WORK TO COMPLETE =>
Look through the data below. Show each line where the string "JSON" occurs.

Stored entries
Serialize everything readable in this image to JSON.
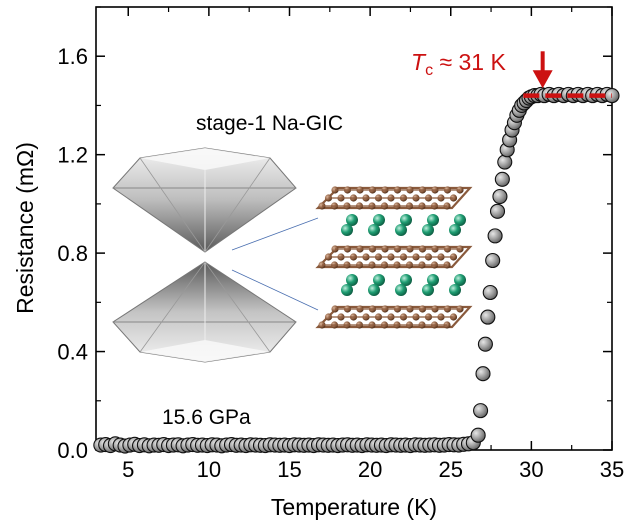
{
  "chart_data": {
    "type": "scatter",
    "xlabel": "Temperature (K)",
    "ylabel": "Resistance (mΩ)",
    "xlim": [
      3,
      35
    ],
    "ylim": [
      0,
      1.8
    ],
    "xticks": [
      5,
      10,
      15,
      20,
      25,
      30,
      35
    ],
    "yticks": [
      0.0,
      0.4,
      0.8,
      1.2,
      1.6
    ],
    "ytick_labels": [
      "0.0",
      "0.4",
      "0.8",
      "1.2",
      "1.6"
    ],
    "grid": false,
    "series": [
      {
        "marker_color": "#9a9a9a",
        "edge_color": "#111111",
        "x": [
          3.3,
          3.6,
          3.9,
          4.2,
          4.5,
          4.8,
          5.1,
          5.4,
          5.7,
          6.0,
          6.3,
          6.6,
          6.9,
          7.2,
          7.5,
          7.8,
          8.1,
          8.4,
          8.7,
          9.0,
          9.3,
          9.6,
          9.9,
          10.2,
          10.5,
          10.8,
          11.1,
          11.4,
          11.7,
          12.0,
          12.3,
          12.6,
          12.9,
          13.2,
          13.5,
          13.8,
          14.1,
          14.4,
          14.7,
          15.0,
          15.3,
          15.6,
          15.9,
          16.2,
          16.5,
          16.8,
          17.1,
          17.4,
          17.7,
          18.0,
          18.3,
          18.6,
          18.9,
          19.2,
          19.5,
          19.8,
          20.1,
          20.4,
          20.7,
          21.0,
          21.3,
          21.6,
          21.9,
          22.2,
          22.5,
          22.8,
          23.1,
          23.4,
          23.7,
          24.0,
          24.3,
          24.6,
          24.9,
          25.2,
          25.5,
          25.8,
          26.1,
          26.4,
          26.7,
          26.85,
          27.0,
          27.15,
          27.3,
          27.45,
          27.6,
          27.75,
          27.9,
          28.05,
          28.2,
          28.35,
          28.5,
          28.65,
          28.8,
          28.95,
          29.1,
          29.25,
          29.4,
          29.55,
          29.7,
          29.85,
          30.0,
          30.2,
          30.4,
          30.6,
          30.8,
          31.1,
          31.4,
          31.7,
          32.0,
          32.3,
          32.6,
          32.9,
          33.2,
          33.5,
          33.8,
          34.1,
          34.4,
          34.7,
          35.0
        ],
        "y": [
          0.02,
          0.022,
          0.018,
          0.025,
          0.02,
          0.016,
          0.02,
          0.023,
          0.018,
          0.021,
          0.017,
          0.02,
          0.019,
          0.022,
          0.018,
          0.02,
          0.021,
          0.017,
          0.02,
          0.022,
          0.019,
          0.02,
          0.018,
          0.021,
          0.02,
          0.017,
          0.02,
          0.022,
          0.019,
          0.02,
          0.018,
          0.021,
          0.02,
          0.019,
          0.018,
          0.021,
          0.02,
          0.019,
          0.02,
          0.018,
          0.021,
          0.02,
          0.019,
          0.02,
          0.018,
          0.021,
          0.02,
          0.019,
          0.02,
          0.018,
          0.02,
          0.021,
          0.019,
          0.02,
          0.018,
          0.021,
          0.02,
          0.019,
          0.02,
          0.018,
          0.021,
          0.02,
          0.019,
          0.02,
          0.018,
          0.021,
          0.02,
          0.019,
          0.02,
          0.021,
          0.019,
          0.02,
          0.022,
          0.021,
          0.02,
          0.023,
          0.025,
          0.03,
          0.06,
          0.16,
          0.31,
          0.43,
          0.54,
          0.64,
          0.77,
          0.87,
          0.97,
          1.03,
          1.1,
          1.17,
          1.22,
          1.26,
          1.3,
          1.33,
          1.36,
          1.38,
          1.4,
          1.41,
          1.42,
          1.43,
          1.435,
          1.44,
          1.44,
          1.445,
          1.44,
          1.445,
          1.44,
          1.445,
          1.44,
          1.445,
          1.44,
          1.445,
          1.44,
          1.445,
          1.44,
          1.445,
          1.44,
          1.445,
          1.44
        ]
      }
    ],
    "tc_line": {
      "color": "#cc1111",
      "y": 1.44,
      "x_start": 29.5,
      "x_end": 35
    },
    "arrow": {
      "x": 30.7,
      "y_tail": 1.62,
      "y_head": 1.47,
      "color": "#cc1111"
    },
    "annotations": {
      "tc_symbol": "T",
      "tc_subscript": "c",
      "tc_rest": " ≈ 31 K",
      "tc_color": "#cc1111",
      "sample": "stage-1 Na-GIC",
      "pressure": "15.6 GPa"
    },
    "inset": {
      "diamond_color": "#d9d9d9",
      "carbon_color": "#8a5a3c",
      "sodium_color": "#1f9e73"
    }
  }
}
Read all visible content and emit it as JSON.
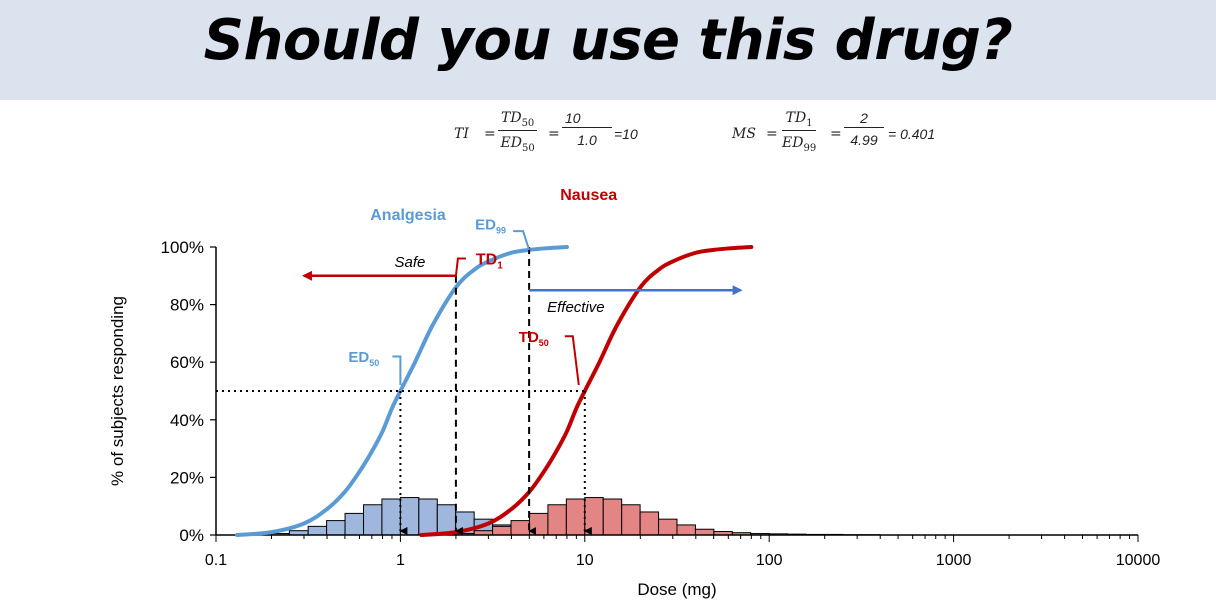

CORRECT RESULT =>
Serialize everything readable in this image to JSON.
Read all visible content and emit it as JSON.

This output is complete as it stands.